> [作業指示]
**1)** 「作る動物」と題する提示文について、次の(a)〜(c)がそれぞれ本文と合致するかを「はい」か「いいえ」で答え、判断の根拠となる本文の語句をそのまま引用してください。(a) 自然は人間に雄牛の角を与えた。(b) 人間の洞察力も賢明さも、人間がみずから作りだしたものとされている。(c) 引用は光文社古典新訳文庫の38頁から取られている。
**2)** 人間を「作る動物」とみなす文章を、最後の一文の後から書き継いでください。

「作る動物」 | くにたち蟄居日記

「作る動物」

 
 「人間は食料を発見し、衣服をまとい、外部からの危険にたいして安全を守り、みずからを 防衛する
 
  手段を作りだした。そのために自然が人間に与えたのは、雄牛の角でも、ライオンの爪でも、犬の牙
 
  でもなく、ただ両手だった。
 
  そして人生を楽しいものにしてくれるすべての娯楽も、人間の洞察力も賢明さも、意志の善良さも、
 
  そのすべては人間がみずから作りだしたものである。」
 
               -- 「永遠の平和のために/啓蒙論」 カント 光文社古典新訳文庫 38頁 --
 
 
 これを読んでいて成程と思った。人間とは作ることが出来る動物なわけだ。

> [記録データ]
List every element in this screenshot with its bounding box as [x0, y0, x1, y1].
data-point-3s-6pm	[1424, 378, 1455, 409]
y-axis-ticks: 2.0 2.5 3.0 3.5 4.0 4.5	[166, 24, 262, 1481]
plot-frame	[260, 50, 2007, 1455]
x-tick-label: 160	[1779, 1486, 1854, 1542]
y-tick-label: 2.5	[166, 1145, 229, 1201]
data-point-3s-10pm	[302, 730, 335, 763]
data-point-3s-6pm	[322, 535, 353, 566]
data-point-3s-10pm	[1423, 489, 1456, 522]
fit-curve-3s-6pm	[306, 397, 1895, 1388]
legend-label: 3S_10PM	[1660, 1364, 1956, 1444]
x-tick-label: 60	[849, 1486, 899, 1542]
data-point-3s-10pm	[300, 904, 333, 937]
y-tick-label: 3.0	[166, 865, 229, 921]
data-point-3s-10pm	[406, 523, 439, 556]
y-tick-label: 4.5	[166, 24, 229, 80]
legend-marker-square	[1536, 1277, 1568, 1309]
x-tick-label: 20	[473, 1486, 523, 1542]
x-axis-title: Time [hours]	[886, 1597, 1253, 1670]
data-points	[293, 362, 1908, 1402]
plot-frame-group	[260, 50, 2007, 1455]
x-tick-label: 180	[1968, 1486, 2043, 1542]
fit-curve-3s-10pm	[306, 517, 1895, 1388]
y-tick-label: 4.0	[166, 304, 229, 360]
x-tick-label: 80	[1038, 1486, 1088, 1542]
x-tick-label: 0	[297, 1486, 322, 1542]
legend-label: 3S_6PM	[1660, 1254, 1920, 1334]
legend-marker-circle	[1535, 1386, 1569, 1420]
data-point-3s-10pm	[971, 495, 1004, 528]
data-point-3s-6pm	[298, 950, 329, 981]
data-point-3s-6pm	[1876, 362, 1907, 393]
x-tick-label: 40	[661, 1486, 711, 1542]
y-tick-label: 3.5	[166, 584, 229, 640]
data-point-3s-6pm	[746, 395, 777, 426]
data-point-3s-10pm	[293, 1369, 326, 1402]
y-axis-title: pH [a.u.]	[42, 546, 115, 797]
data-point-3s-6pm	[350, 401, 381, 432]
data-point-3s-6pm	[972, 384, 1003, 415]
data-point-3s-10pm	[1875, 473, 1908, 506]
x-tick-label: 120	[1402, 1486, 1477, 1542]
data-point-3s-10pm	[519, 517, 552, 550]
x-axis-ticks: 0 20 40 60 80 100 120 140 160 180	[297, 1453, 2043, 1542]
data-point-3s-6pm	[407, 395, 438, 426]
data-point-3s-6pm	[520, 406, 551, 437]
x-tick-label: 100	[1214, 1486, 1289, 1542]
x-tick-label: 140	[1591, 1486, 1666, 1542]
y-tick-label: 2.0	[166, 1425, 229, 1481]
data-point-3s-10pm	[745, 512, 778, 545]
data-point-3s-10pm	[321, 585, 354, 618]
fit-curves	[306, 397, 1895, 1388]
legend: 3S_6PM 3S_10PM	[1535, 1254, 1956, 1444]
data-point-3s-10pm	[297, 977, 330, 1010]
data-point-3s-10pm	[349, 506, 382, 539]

> [解答]
**1)**
(a) いいえ。「雄牛の角でも、ライオンの爪でも、犬の牙でもなく、ただ両手だった」
(b) はい。「そのすべては人間がみずから作りだしたものである」
(c) はい。「光文社古典新訳文庫 38頁」

**2)**
 もし人間が空を飛ぼうと思ったとしよう。自然に任せて羽が生えるようになるまでの進化の時間は相当掛かるはずだ。何十万年も掛かるかもしれない。
 
 それに対して人間は飛行機を作ることで解決したわけだ。実に短期間に。挙句の果てに宇宙にまで出かけることが出来るようになった。僕の知る限り、宇宙に自力で行った動物は人間だけだ。
 
 「作ることが出来る動物」になったことで現在の人類があると考えることは色々な示唆に富む。これはこれでゆっくり考えて見たい。今はまだそこまでなのだが。